### [Task to carry out]
Please quote the material exactly, every line of it.

### [Material for this task]
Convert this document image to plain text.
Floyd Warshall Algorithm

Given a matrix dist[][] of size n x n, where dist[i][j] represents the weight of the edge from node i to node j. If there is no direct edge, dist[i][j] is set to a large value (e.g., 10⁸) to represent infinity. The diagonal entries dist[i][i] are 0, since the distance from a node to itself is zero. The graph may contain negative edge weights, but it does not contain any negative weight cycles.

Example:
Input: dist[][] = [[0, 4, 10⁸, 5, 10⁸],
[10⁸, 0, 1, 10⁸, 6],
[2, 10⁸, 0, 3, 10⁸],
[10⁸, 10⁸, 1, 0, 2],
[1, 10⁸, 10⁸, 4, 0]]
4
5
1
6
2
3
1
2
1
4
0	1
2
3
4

### [Solution below]
Convert this document image to plain text.
Floyd Warshall Algorithm

Given a matrix dist[][] of size n x n, where dist[i][j] represents the weight of the edge from node i to node j. If there is no direct edge, dist[i][j] is set to a large value (e.g., 10⁸) to represent infinity. The diagonal entries dist[i][i] are 0, since the distance from a node to itself is zero. The graph may contain negative edge weights, but it does not contain any negative weight cycles.

Example:
Input: dist[][] = [[0, 4, 10⁸, 5, 10⁸],
[10⁸, 0, 1, 10⁸, 6],
[2, 10⁸, 0, 3, 10⁸],
[10⁸, 10⁸, 1, 0, 2],
[1, 10⁸, 10⁸, 4, 0]]
4
5
1
6
2
3
1
2
1
4
0	1
2
3
4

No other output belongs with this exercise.